— Begin —

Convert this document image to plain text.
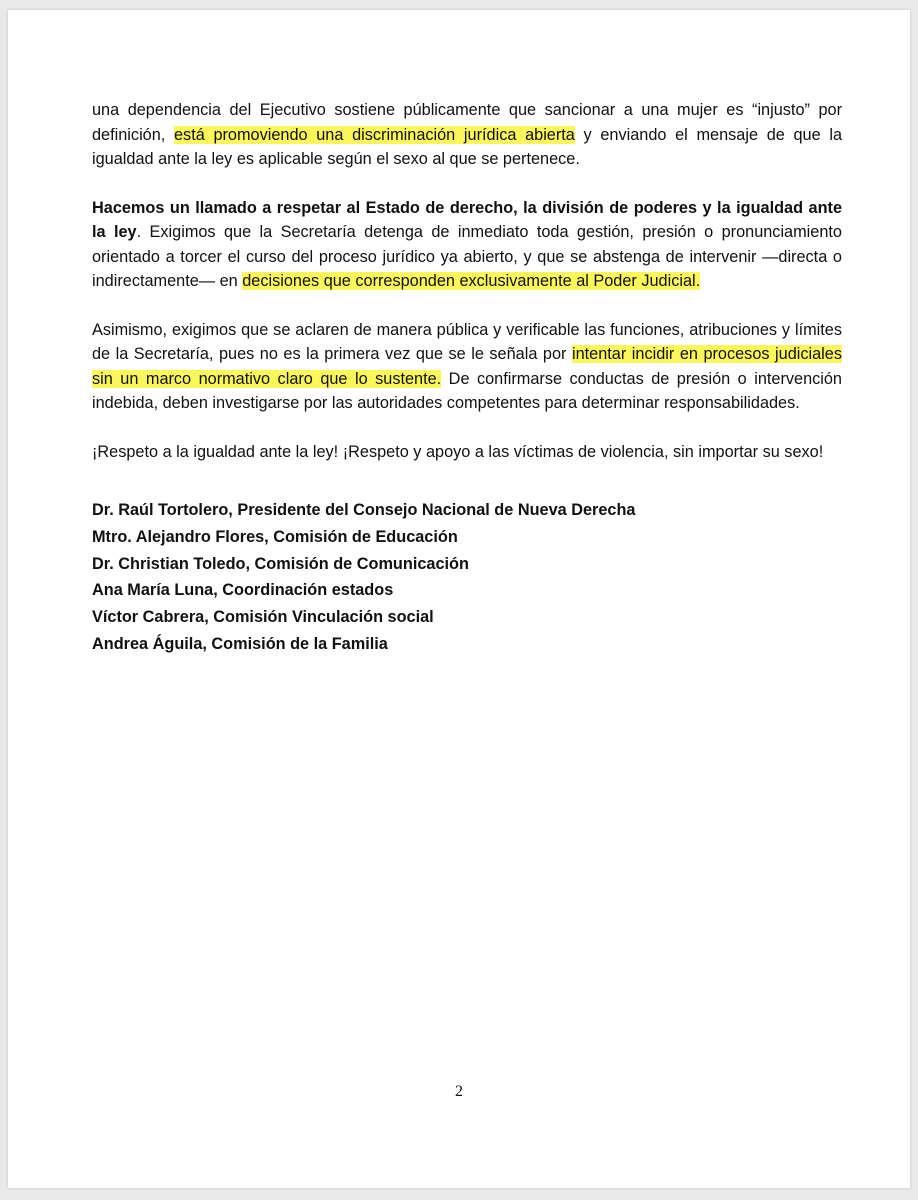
una dependencia del Ejecutivo sostiene públicamente que sancionar a una mujer es “injusto” por definición, está promoviendo una discriminación jurídica abierta y enviando el mensaje de que la igualdad ante la ley es aplicable según el sexo al que se pertenece.

Hacemos un llamado a respetar al Estado de derecho, la división de poderes y la igualdad ante la ley. Exigimos que la Secretaría detenga de inmediato toda gestión, presión o pronunciamiento orientado a torcer el curso del proceso jurídico ya abierto, y que se abstenga de intervenir —directa o indirectamente— en decisiones que corresponden exclusivamente al Poder Judicial.

Asimismo, exigimos que se aclaren de manera pública y verificable las funciones, atribuciones y límites de la Secretaría, pues no es la primera vez que se le señala por intentar incidir en procesos judiciales sin un marco normativo claro que lo sustente. De confirmarse conductas de presión o intervención indebida, deben investigarse por las autoridades competentes para determinar responsabilidades.

¡Respeto a la igualdad ante la ley! ¡Respeto y apoyo a las víctimas de violencia, sin importar su sexo!

Dr. Raúl Tortolero, Presidente del Consejo Nacional de Nueva Derecha
Mtro. Alejandro Flores, Comisión de Educación
Dr. Christian Toledo, Comisión de Comunicación
Ana María Luna, Coordinación estados
Víctor Cabrera, Comisión Vinculación social
Andrea Águila, Comisión de la Familia
2
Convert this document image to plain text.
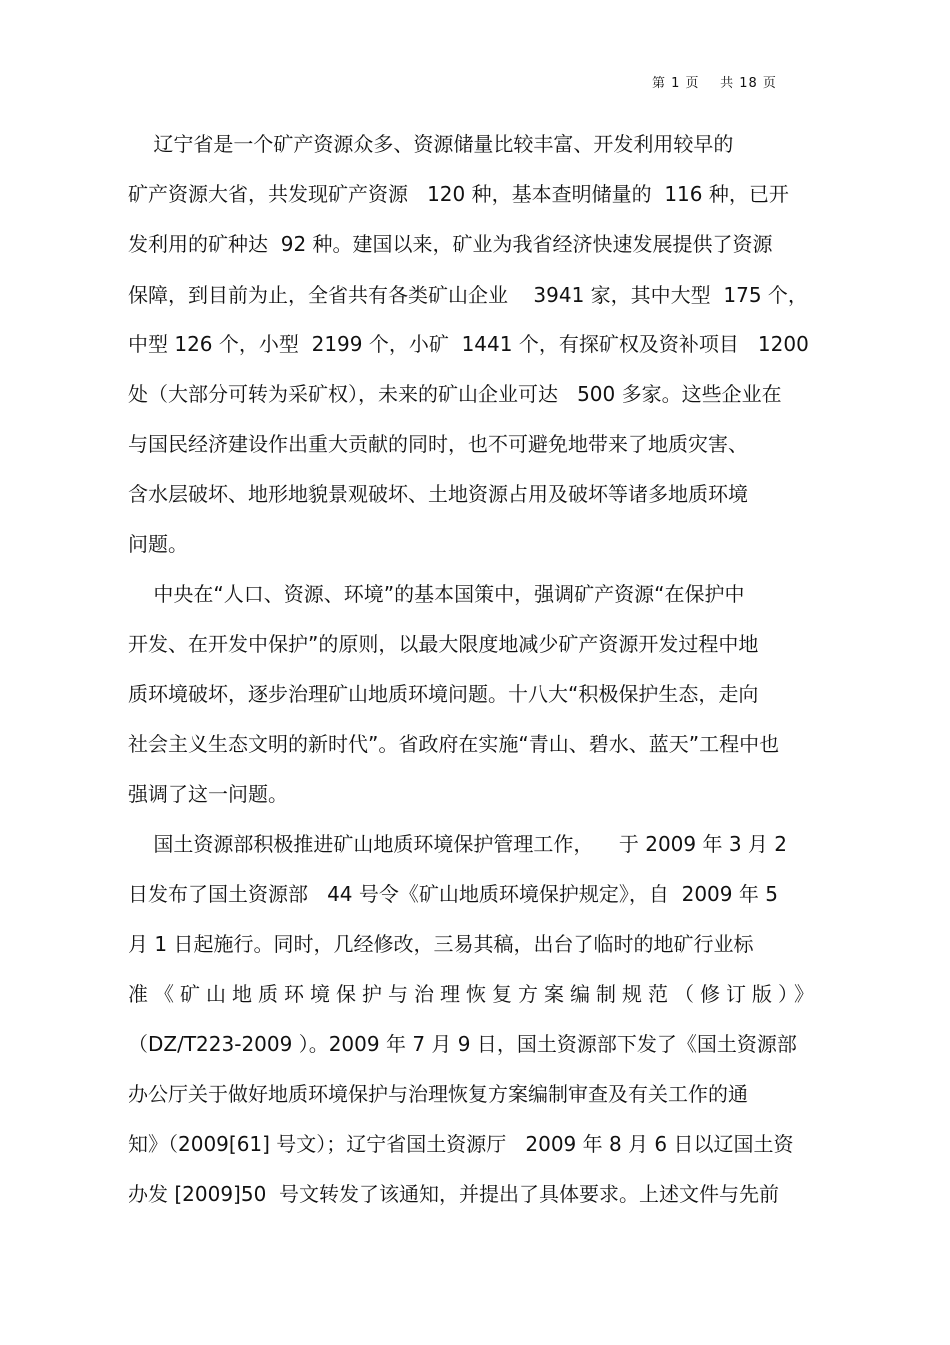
第 1 页    共 18 页
辽宁省是一个矿产资源众多、资源储量比较丰富、开发利用较早的
矿产资源大省，共发现矿产资源   120 种，基本查明储量的  116 种，已开
发利用的矿种达  92 种。建国以来，矿业为我省经济快速发展提供了资源
保障，到目前为止，全省共有各类矿山企业    3941 家，其中大型  175 个，
中型 126 个，小型  2199 个，小矿  1441 个，有探矿权及资补项目   1200
处（大部分可转为采矿权），未来的矿山企业可达   500 多家。这些企业在
与国民经济建设作出重大贡献的同时，也不可避免地带来了地质灾害、
含水层破坏、地形地貌景观破坏、土地资源占用及破坏等诸多地质环境
问题。
中央在“人口、资源、环境”的基本国策中，强调矿产资源“在保护中
开发、在开发中保护”的原则，以最大限度地减少矿产资源开发过程中地
质环境破坏，逐步治理矿山地质环境问题。十八大“积极保护生态，走向
社会主义生态文明的新时代”。省政府在实施“青山、碧水、蓝天”工程中也
强调了这一问题。
国土资源部积极推进矿山地质环境保护管理工作，    于 2009 年 3 月 2
日发布了国土资源部   44 号令《矿山地质环境保护规定》，自  2009 年 5
月 1 日起施行。同时，几经修改，三易其稿，出台了临时的地矿行业标
准《矿山地质环境保护与治理恢复方案编制规范（修订版）》
（DZ/T223-2009 ）。2009 年 7 月 9 日，国土资源部下发了《国土资源部
办公厅关于做好地质环境保护与治理恢复方案编制审查及有关工作的通
知》（2009[61] 号文）；辽宁省国土资源厅   2009 年 8 月 6 日以辽国土资
办发 [2009]50  号文转发了该通知，并提出了具体要求。上述文件与先前
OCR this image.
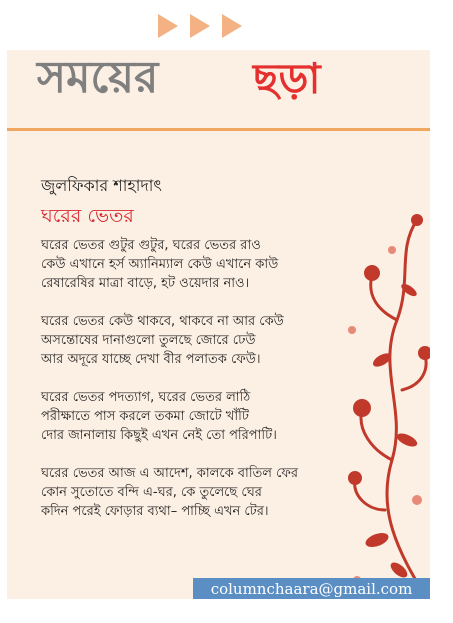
সময়ের ছড়া
জুলফিকার শাহাদাৎ
ঘরের ভেতর
ঘরের ভেতর গুটুর গুটুর, ঘরের ভেতর রাও
কেউ এখানে হর্স অ্যানিম্যাল কেউ এখানে কাউ
রেষারেষির মাত্রা বাড়ে, হট ওয়েদার নাও।
ঘরের ভেতর কেউ থাকবে, থাকবে না আর কেউ
অসন্তোষের দানাগুলো তুলছে জোরে ঢেউ
আর অদূরে যাচ্ছে দেখা বীর পলাতক ফেউ।
ঘরের ভেতর পদত্যাগ, ঘরের ভেতর লাঠি
পরীক্ষাতে পাস করলে তকমা জোটে খাঁটি
দোর জানালায় কিছুই এখন নেই তো পরিপাটি।
ঘরের ভেতর আজ এ আদেশ, কালকে বাতিল ফের
কোন সুতোতে বন্দি এ-ঘর, কে তুলেছে ঘের
কদিন পরেই ফোড়ার ব্যথা– পাচ্ছি এখন টের।
columnchaara@gmail.com
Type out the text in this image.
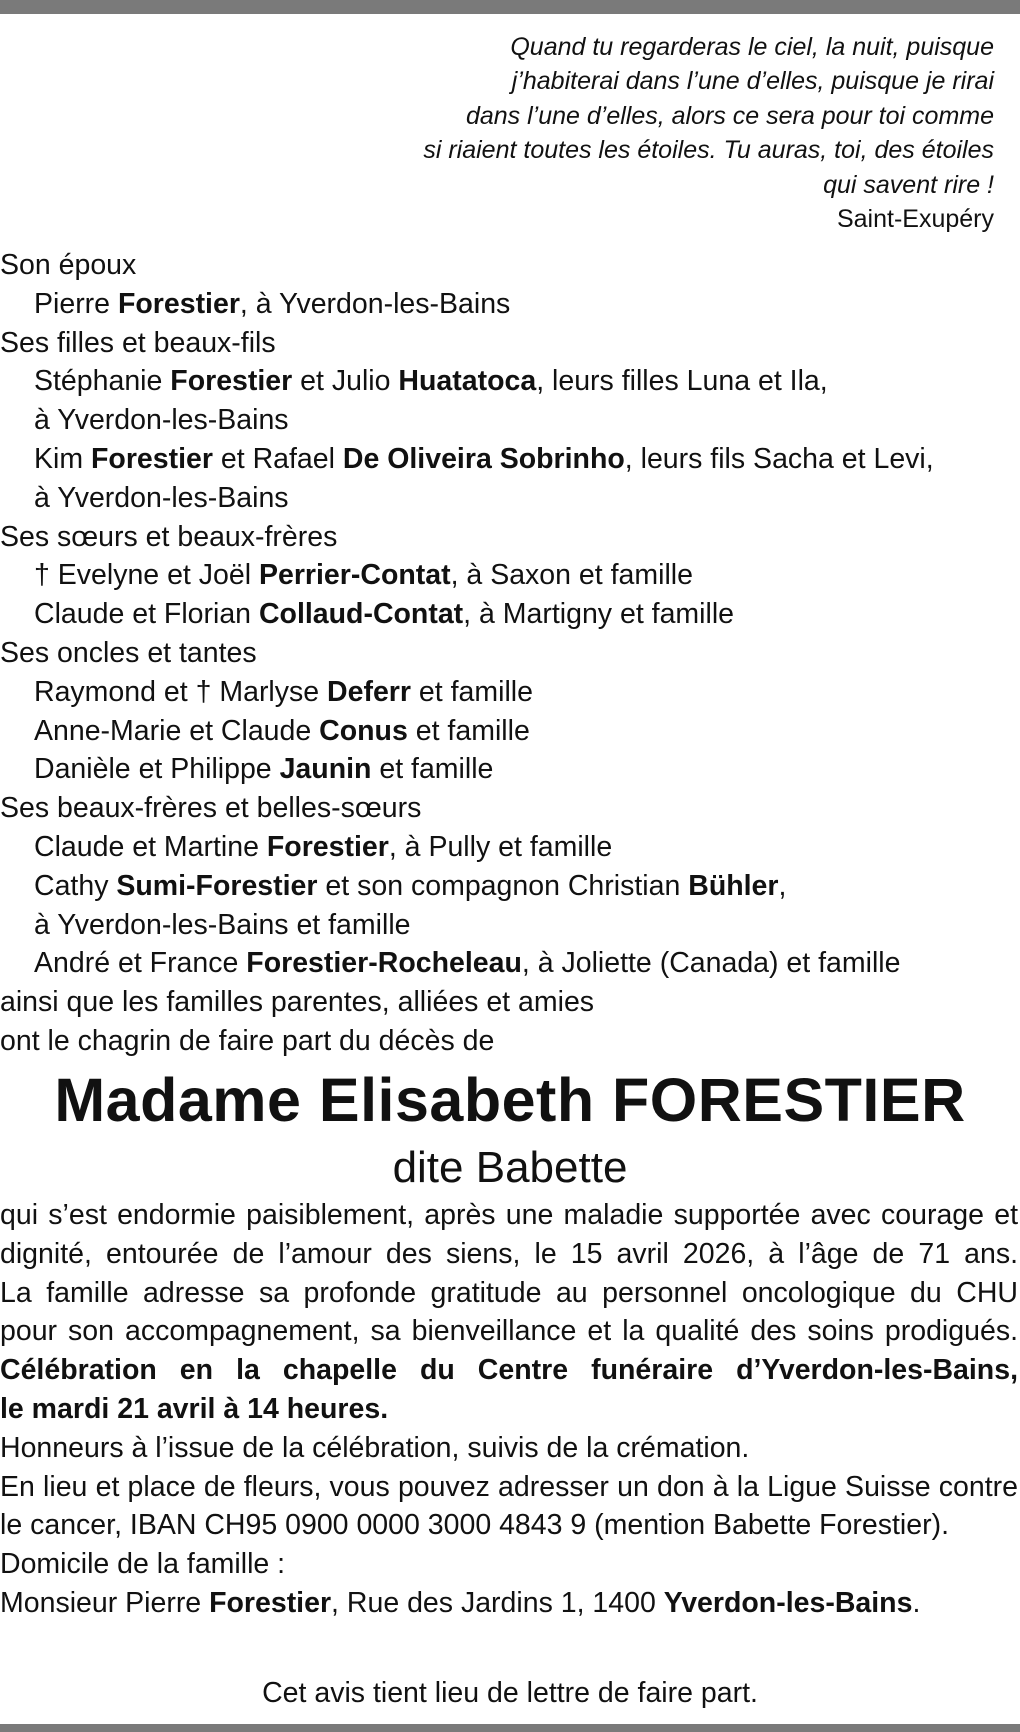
Quand tu regarderas le ciel, la nuit, puisque
j’habiterai dans l’une d’elles, puisque je rirai
dans l’une d’elles, alors ce sera pour toi comme
si riaient toutes les étoiles. Tu auras, toi, des étoiles
qui savent rire !
Saint-Exupéry
Son époux
Pierre Forestier, à Yverdon-les-Bains
Ses filles et beaux-fils
Stéphanie Forestier et Julio Huatatoca, leurs filles Luna et Ila,
à Yverdon-les-Bains
Kim Forestier et Rafael De Oliveira Sobrinho, leurs fils Sacha et Levi,
à Yverdon-les-Bains
Ses sœurs et beaux-frères
† Evelyne et Joël Perrier-Contat, à Saxon et famille
Claude et Florian Collaud-Contat, à Martigny et famille
Ses oncles et tantes
Raymond et † Marlyse Deferr et famille
Anne-Marie et Claude Conus et famille
Danièle et Philippe Jaunin et famille
Ses beaux-frères et belles-sœurs
Claude et Martine Forestier, à Pully et famille
Cathy Sumi-Forestier et son compagnon Christian Bühler,
à Yverdon-les-Bains et famille
André et France Forestier-Rocheleau, à Joliette (Canada) et famille
ainsi que les familles parentes, alliées et amies
ont le chagrin de faire part du décès de
Madame Elisabeth FORESTIER
dite Babette
qui s’est endormie paisiblement, après une maladie supportée avec courage et
dignité, entourée de l’amour des siens, le 15 avril 2026, à l’âge de 71 ans.
La famille adresse sa profonde gratitude au personnel oncologique du CHU
pour son accompagnement, sa bienveillance et la qualité des soins prodigués.
Célébration en la chapelle du Centre funéraire d’Yverdon-les-Bains,
le mardi 21 avril à 14 heures.
Honneurs à l’issue de la célébration, suivis de la crémation.
En lieu et place de fleurs, vous pouvez adresser un don à la Ligue Suisse contre
le cancer, IBAN CH95 0900 0000 3000 4843 9 (mention Babette Forestier).
Domicile de la famille :
Monsieur Pierre Forestier, Rue des Jardins 1, 1400 Yverdon-les-Bains.
Cet avis tient lieu de lettre de faire part.
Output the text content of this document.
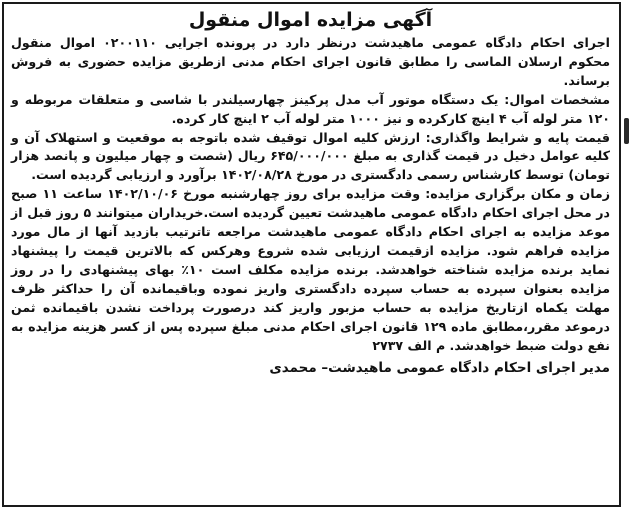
آگهی مزایده اموال منقول

اجرای احکام دادگاه عمومی ماهیدشت درنظر دارد در پرونده اجرایی ۰۲۰۰۱۱۰ اموال منقول محکوم ارسلان الماسی را مطابق قانون اجرای احکام مدنی ازطریق مزایده حضوری به فروش برساند.

مشخصات اموال: یک دستگاه موتور آب مدل پرکینز چهارسیلندر با شاسی و متعلقات مربوطه و ۱۲۰ متر لوله آب ۴ اینچ کارکرده و نیز ۱۰۰۰ متر لوله آب ۲ اینچ کار کرده.

قیمت پایه و شرایط واگذاری: ارزش کلیه اموال توقیف شده باتوجه به موقعیت و استهلاک آن و کلیه عوامل دخیل در قیمت گذاری به مبلغ ۶۴۵/۰۰۰/۰۰۰ ریال (شصت و چهار میلیون و پانصد هزار تومان) توسط کارشناس رسمی دادگستری در مورخ ۱۴۰۲/۰۸/۲۸ برآورد و ارزیابی گردیده است.

زمان و مکان برگزاری مزایده: وقت مزایده برای روز چهارشنبه مورخ ۱۴۰۲/۱۰/۰۶ ساعت ۱۱ صبح در محل اجرای احکام دادگاه عمومی ماهیدشت تعیین گردیده است.خریداران میتوانند ۵ روز قبل از موعد مزایده به اجرای احکام دادگاه عمومی ماهیدشت مراجعه تاترتیب بازدید آنها از مال مورد مزایده فراهم شود. مزایده ازقیمت ارزیابی شده شروع وهرکس که بالاترین قیمت را پیشنهاد نماید برنده مزایده شناخته خواهدشد. برنده مزایده مکلف است ۱۰٪ بهای پیشنهادی را در روز مزایده بعنوان سپرده به حساب سپرده دادگستری واریز نموده وباقیمانده آن را حداکثر ظرف مهلت یکماه ازتاریخ مزایده به حساب مزبور واریز کند درصورت پرداخت نشدن باقیمانده ثمن درموعد مقرر،مطابق ماده ۱۲۹ قانون اجرای احکام مدنی مبلغ سپرده پس از کسر هزینه مزایده به نفع دولت ضبط خواهدشد. م الف ۲۷۳۷

مدیر اجرای احکام دادگاه عمومی ماهیدشت– محمدی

— End —

Note how many lines in the listing above hold the string "Christian", then give only that figure.

TASK SOLUTION - 2